**Records for the exercise**
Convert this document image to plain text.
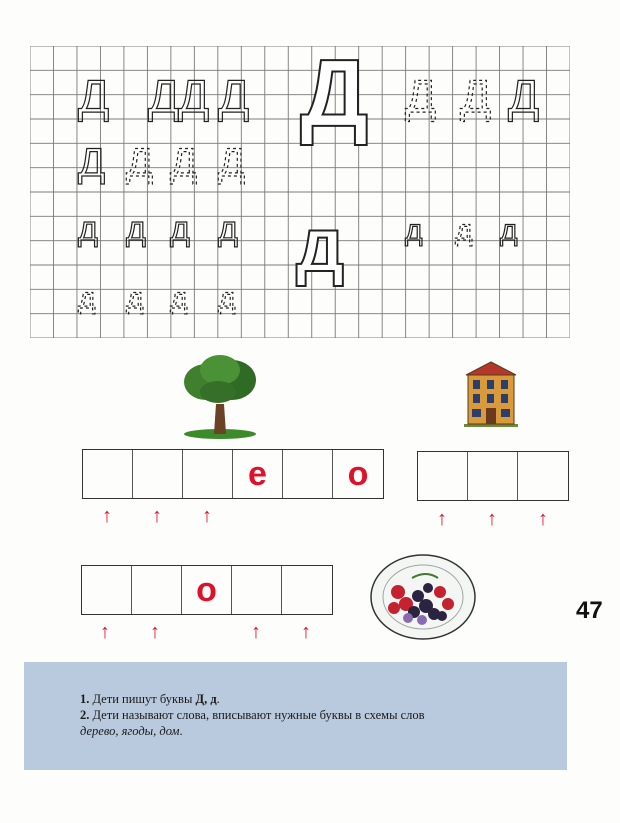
Д Д
Д Д	Д Д Д
Д Д Д Д
д д д д	д д д
д д д д
Д
д
е	о
↑ ↑ ↑	↑ ↑ ↑
о
↑ ↑	↑ ↑
47
1. Дети пишут буквы Д, д.
2. Дети называют слова, вписывают нужные буквы в схемы слов
дерево, ягоды, дом.
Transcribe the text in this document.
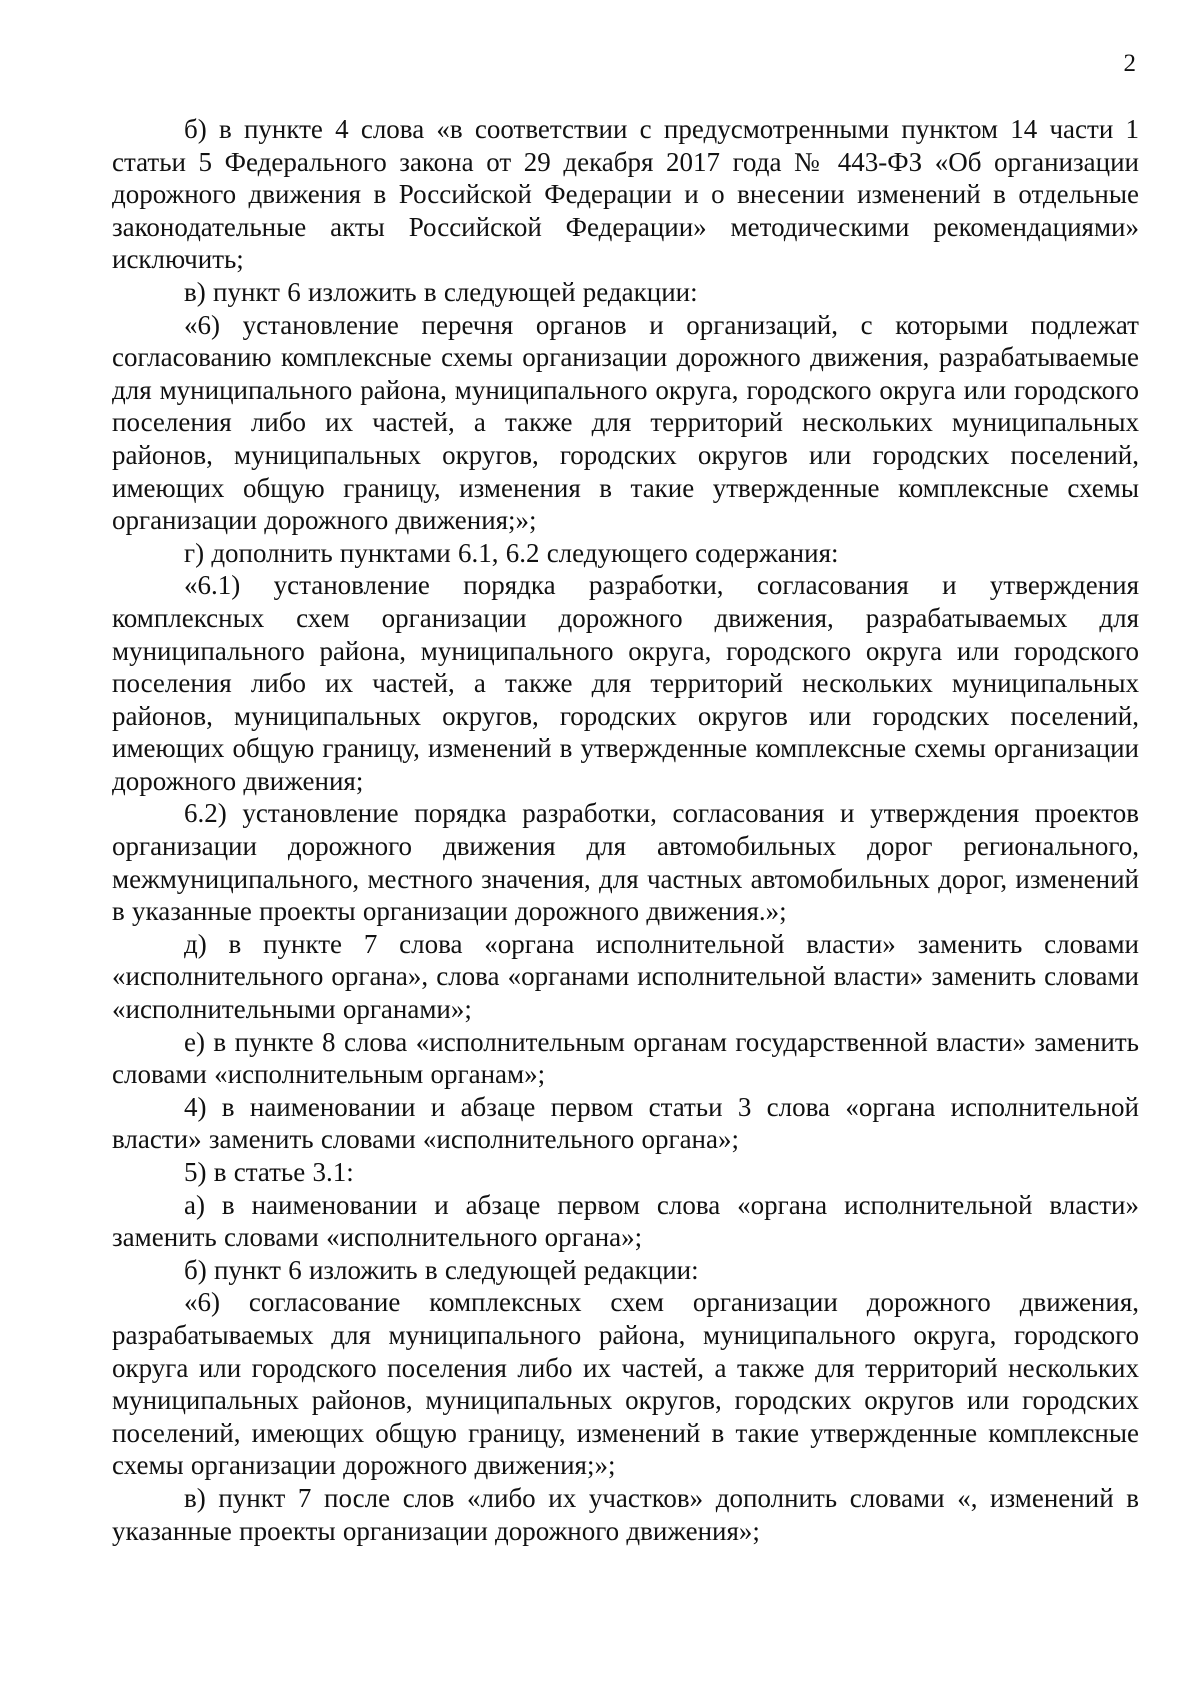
2

б) в пункте 4 слова «в соответствии с предусмотренными пунктом 14 части 1 статьи 5 Федерального закона от 29 декабря 2017 года № 443-ФЗ «Об организации дорожного движения в Российской Федерации и о внесении изменений в отдельные законодательные акты Российской Федерации» методическими рекомендациями» исключить;

в) пункт 6 изложить в следующей редакции:

«6) установление перечня органов и организаций, с которыми подлежат согласованию комплексные схемы организации дорожного движения, разрабатываемые для муниципального района, муниципального округа, городского округа или городского поселения либо их частей, а также для территорий нескольких муниципальных районов, муниципальных округов, городских округов или городских поселений, имеющих общую границу, изменения в такие утвержденные комплексные схемы организации дорожного движения;»;

г) дополнить пунктами 6.1, 6.2 следующего содержания:

«6.1) установление порядка разработки, согласования и утверждения комплексных схем организации дорожного движения, разрабатываемых для муниципального района, муниципального округа, городского округа или городского поселения либо их частей, а также для территорий нескольких муниципальных районов, муниципальных округов, городских округов или городских поселений, имеющих общую границу, изменений в утвержденные комплексные схемы организации дорожного движения;

6.2) установление порядка разработки, согласования и утверждения проектов организации дорожного движения для автомобильных дорог регионального, межмуниципального, местного значения, для частных автомобильных дорог, изменений в указанные проекты организации дорожного движения.»;

д) в пункте 7 слова «органа исполнительной власти» заменить словами «исполнительного органа», слова «органами исполнительной власти» заменить словами «исполнительными органами»;

е) в пункте 8 слова «исполнительным органам государственной власти» заменить словами «исполнительным органам»;

4) в наименовании и абзаце первом статьи 3 слова «органа исполнительной власти» заменить словами «исполнительного органа»;

5) в статье 3.1:

а) в наименовании и абзаце первом слова «органа исполнительной власти» заменить словами «исполнительного органа»;

б) пункт 6 изложить в следующей редакции:

«6) согласование комплексных схем организации дорожного движения, разрабатываемых для муниципального района, муниципального округа, городского округа или городского поселения либо их частей, а также для территорий нескольких муниципальных районов, муниципальных округов, городских округов или городских поселений, имеющих общую границу, изменений в такие утвержденные комплексные схемы организации дорожного движения;»;

в) пункт 7 после слов «либо их участков» дополнить словами «, изменений в указанные проекты организации дорожного движения»;
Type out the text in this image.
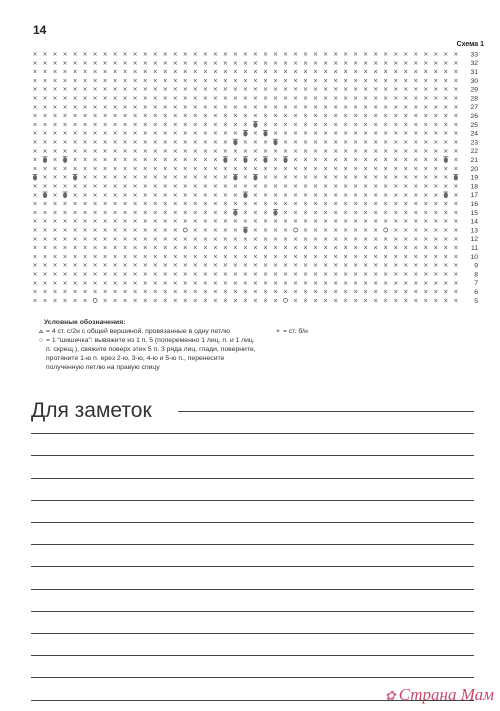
14
Схема 1
× × × × × × × × × × × × × × × × × × × × × × × × × × × × × × × × × × × × × × × × × × × 33
× × × × × × × × × × × × × × × × × × × × × × × × × × × × × × × × × × × × × × × × × × × 32
× × × × × × × × × × × × × × × × × × × × × × × × × × × × × × × × × × × × × × × × × × × 31
× × × × × × × × × × × × × × × × × × × × × × × × × × × × × × × × × × × × × × × × × × × 30
× × × × × × × × × × × × × × × × × × × × × × × × × × × × × × × × × × × × × × × × × × × 29
× × × × × × × × × × × × × × × × × × × × × × × × × × × × × × × × × × × × × × × × × × × 28
× × × × × × × × × × × × × × × × × × × × × × × × × × × × × × × × × × × × × × × × × × × 27
× × × × × × × × × × × × × × × × × × × × × × × × × × × × × × × × × × × × × × × × × × × 26
× × × × × × × × × × × × × × × × × × × × × ×	× × × × × × × × × × × × × × × × × × × × 25
× × × × × × × × × × × × × × × × × × × × ×	×	× × × × × × × × × × × × × × × × × × × 24
× × × × × × × × × × × × × × × × × × × ×	× × ×	× × × × × × × × × × × × × × × × × × 23
× × × × × × × × × × × × × × × × × × × × × × × × × × × × × × × × × × × × × × × × × × × 22
×	×	× × × × × × × × × × × × × × ×	×	×	×	× × × × × × × × × × × × × × ×	× 21
× × × × × × × × × × × × × × × × × × × × × × × × × × × × × × × × × × × × × × × × × × × 20
× × ×	× × × × × × × × × × × × × × ×	×	× × × × × × × × × × × × × × × × × × ×	19
× × × × × × × × × × × × × × × × × × × × × × × × × × × × × × × × × × × × × × × × × × × 18
×	×	× × × × × × × × × × × × × × × × ×	× × × × × × × × × × × × × × × × × × ×	× 17
× × × × × × × × × × × × × × × × × × × × × × × × × × × × × × × × × × × × × × × × × × × 16
× × × × × × × × × × × × × × × × × × × ×	× × ×	× × × × × × × × × × × × × × × × × × 15
× × × × × × × × × × × × × × × × × × × × × × × × × × × × × × × × × × × × × × × × × × × 14
× × × × × × × × × × × × × × ×	× × × × ×	× × × ×	× × × × × × × ×	× × × × × × × 13
× × × × × × × × × × × × × × × × × × × × × × × × × × × × × × × × × × × × × × × × × × × 12
× × × × × × × × × × × × × × × × × × × × × × × × × × × × × × × × × × × × × × × × × × × 11
× × × × × × × × × × × × × × × × × × × × × × × × × × × × × × × × × × × × × × × × × × × 10
× × × × × × × × × × × × × × × × × × × × × × × × × × × × × × × × × × × × × × × × × × × 9
× × × × × × × × × × × × × × × × × × × × × × × × × × × × × × × × × × × × × × × × × × × 8
× × × × × × × × × × × × × × × × × × × × × × × × × × × × × × × × × × × × × × × × × × × 7
× × × × × × × × × × × × × × × × × × × × × × × × × × × × × × × × × × × × × × × × × × × 6
× × × × × ×	× × × × × × × × × × × × × × × × × ×	× × × × × × × × × × × × × × × × × 5
Условные обозначения:
⩟ = 4 ст. с/2н с общей вершиной, провязанные в одну петлю
○ = 1 “шишечка”: вывяжите из 1 п. 5 (попеременно 1 лиц. п. и 1 лиц. п. скрещ.), свяжите поверх этих 5 п. 3 ряда лиц. глади, поверните, протяните 1-ю п. ерез 2-ю, 3-ю, 4-ю и 5-ю п., перенесите полученную петлю на правую спицу
× = ст. б/н
Для заметок
✿ Страна Мам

**Task**
Copy the entries above faithfully and omit every image.

**Task answer**
Convert this document image to plain text.
Д Д
Д Д	Д Д Д
Д Д Д Д
д д д д	д д д
д д д д
Д
д
е	о
↑ ↑ ↑	↑ ↑ ↑
о
↑ ↑	↑ ↑
47
1. Дети пишут буквы Д, д.
2. Дети называют слова, вписывают нужные буквы в схемы слов
дерево, ягоды, дом.
Transcribe the text in this document.
2

б) в пункте 4 слова «в соответствии с предусмотренными пунктом 14 части 1 статьи 5 Федерального закона от 29 декабря 2017 года № 443-ФЗ «Об организации дорожного движения в Российской Федерации и о внесении изменений в отдельные законодательные акты Российской Федерации» методическими рекомендациями» исключить;

в) пункт 6 изложить в следующей редакции:

«6) установление перечня органов и организаций, с которыми подлежат согласованию комплексные схемы организации дорожного движения, разрабатываемые для муниципального района, муниципального округа, городского округа или городского поселения либо их частей, а также для территорий нескольких муниципальных районов, муниципальных округов, городских округов или городских поселений, имеющих общую границу, изменения в такие утвержденные комплексные схемы организации дорожного движения;»;

г) дополнить пунктами 6.1, 6.2 следующего содержания:

«6.1) установление порядка разработки, согласования и утверждения комплексных схем организации дорожного движения, разрабатываемых для муниципального района, муниципального округа, городского округа или городского поселения либо их частей, а также для территорий нескольких муниципальных районов, муниципальных округов, городских округов или городских поселений, имеющих общую границу, изменений в утвержденные комплексные схемы организации дорожного движения;

6.2) установление порядка разработки, согласования и утверждения проектов организации дорожного движения для автомобильных дорог регионального, межмуниципального, местного значения, для частных автомобильных дорог, изменений в указанные проекты организации дорожного движения.»;

д) в пункте 7 слова «органа исполнительной власти» заменить словами «исполнительного органа», слова «органами исполнительной власти» заменить словами «исполнительными органами»;

е) в пункте 8 слова «исполнительным органам государственной власти» заменить словами «исполнительным органам»;

4) в наименовании и абзаце первом статьи 3 слова «органа исполнительной власти» заменить словами «исполнительного органа»;

5) в статье 3.1:

а) в наименовании и абзаце первом слова «органа исполнительной власти» заменить словами «исполнительного органа»;

б) пункт 6 изложить в следующей редакции:

«6) согласование комплексных схем организации дорожного движения, разрабатываемых для муниципального района, муниципального округа, городского округа или городского поселения либо их частей, а также для территорий нескольких муниципальных районов, муниципальных округов, городских округов или городских поселений, имеющих общую границу, изменений в такие утвержденные комплексные схемы организации дорожного движения;»;

в) пункт 7 после слов «либо их участков» дополнить словами «, изменений в указанные проекты организации дорожного движения»;
Type out the text in this image.
14
Схема 1
× × × × × × × × × × × × × × × × × × × × × × × × × × × × × × × × × × × × × × × × × × × 33
× × × × × × × × × × × × × × × × × × × × × × × × × × × × × × × × × × × × × × × × × × × 32
× × × × × × × × × × × × × × × × × × × × × × × × × × × × × × × × × × × × × × × × × × × 31
× × × × × × × × × × × × × × × × × × × × × × × × × × × × × × × × × × × × × × × × × × × 30
× × × × × × × × × × × × × × × × × × × × × × × × × × × × × × × × × × × × × × × × × × × 29
× × × × × × × × × × × × × × × × × × × × × × × × × × × × × × × × × × × × × × × × × × × 28
× × × × × × × × × × × × × × × × × × × × × × × × × × × × × × × × × × × × × × × × × × × 27
× × × × × × × × × × × × × × × × × × × × × × × × × × × × × × × × × × × × × × × × × × × 26
× × × × × × × × × × × × × × × × × × × × × ×	× × × × × × × × × × × × × × × × × × × × 25
× × × × × × × × × × × × × × × × × × × × ×	×	× × × × × × × × × × × × × × × × × × × 24
× × × × × × × × × × × × × × × × × × × ×	× × ×	× × × × × × × × × × × × × × × × × × 23
× × × × × × × × × × × × × × × × × × × × × × × × × × × × × × × × × × × × × × × × × × × 22
×	×	× × × × × × × × × × × × × × ×	×	×	×	× × × × × × × × × × × × × × ×	× 21
× × × × × × × × × × × × × × × × × × × × × × × × × × × × × × × × × × × × × × × × × × × 20
× × ×	× × × × × × × × × × × × × × ×	×	× × × × × × × × × × × × × × × × × × ×	19
× × × × × × × × × × × × × × × × × × × × × × × × × × × × × × × × × × × × × × × × × × × 18
×	×	× × × × × × × × × × × × × × × × ×	× × × × × × × × × × × × × × × × × × ×	× 17
× × × × × × × × × × × × × × × × × × × × × × × × × × × × × × × × × × × × × × × × × × × 16
× × × × × × × × × × × × × × × × × × × ×	× × ×	× × × × × × × × × × × × × × × × × × 15
× × × × × × × × × × × × × × × × × × × × × × × × × × × × × × × × × × × × × × × × × × × 14
× × × × × × × × × × × × × × ×	× × × × ×	× × × ×	× × × × × × × ×	× × × × × × × 13
× × × × × × × × × × × × × × × × × × × × × × × × × × × × × × × × × × × × × × × × × × × 12
× × × × × × × × × × × × × × × × × × × × × × × × × × × × × × × × × × × × × × × × × × × 11
× × × × × × × × × × × × × × × × × × × × × × × × × × × × × × × × × × × × × × × × × × × 10
× × × × × × × × × × × × × × × × × × × × × × × × × × × × × × × × × × × × × × × × × × × 9
× × × × × × × × × × × × × × × × × × × × × × × × × × × × × × × × × × × × × × × × × × × 8
× × × × × × × × × × × × × × × × × × × × × × × × × × × × × × × × × × × × × × × × × × × 7
× × × × × × × × × × × × × × × × × × × × × × × × × × × × × × × × × × × × × × × × × × × 6
× × × × × ×	× × × × × × × × × × × × × × × × × ×	× × × × × × × × × × × × × × × × × 5
Условные обозначения:
⩟ = 4 ст. с/2н с общей вершиной, провязанные в одну петлю
○ = 1 “шишечка”: вывяжите из 1 п. 5 (попеременно 1 лиц. п. и 1 лиц. п. скрещ.), свяжите поверх этих 5 п. 3 ряда лиц. глади, поверните, протяните 1-ю п. ерез 2-ю, 3-ю, 4-ю и 5-ю п., перенесите полученную петлю на правую спицу
× = ст. б/н
Для заметок
✿ Страна Мам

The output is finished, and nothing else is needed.